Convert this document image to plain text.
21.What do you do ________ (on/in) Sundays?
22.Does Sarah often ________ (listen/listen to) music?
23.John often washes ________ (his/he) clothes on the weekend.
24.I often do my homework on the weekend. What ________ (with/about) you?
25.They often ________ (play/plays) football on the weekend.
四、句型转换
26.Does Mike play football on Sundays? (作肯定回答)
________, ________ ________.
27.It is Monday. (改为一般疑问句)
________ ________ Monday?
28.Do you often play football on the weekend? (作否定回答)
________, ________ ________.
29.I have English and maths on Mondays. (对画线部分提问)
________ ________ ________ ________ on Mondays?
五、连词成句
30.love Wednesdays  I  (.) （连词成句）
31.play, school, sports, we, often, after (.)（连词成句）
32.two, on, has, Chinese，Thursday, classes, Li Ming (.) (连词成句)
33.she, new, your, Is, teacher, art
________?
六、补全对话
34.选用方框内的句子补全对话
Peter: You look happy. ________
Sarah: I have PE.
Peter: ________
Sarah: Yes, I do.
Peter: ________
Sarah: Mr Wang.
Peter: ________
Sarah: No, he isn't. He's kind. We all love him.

* **TASK BRIEF**
Select the lines that carry the string "Mondays" and copy them.

* **ANSWER TO THE EXERCISE**
29.I have English and maths on Mondays. (对画线部分提问)
________ ________ ________ ________ on Mondays?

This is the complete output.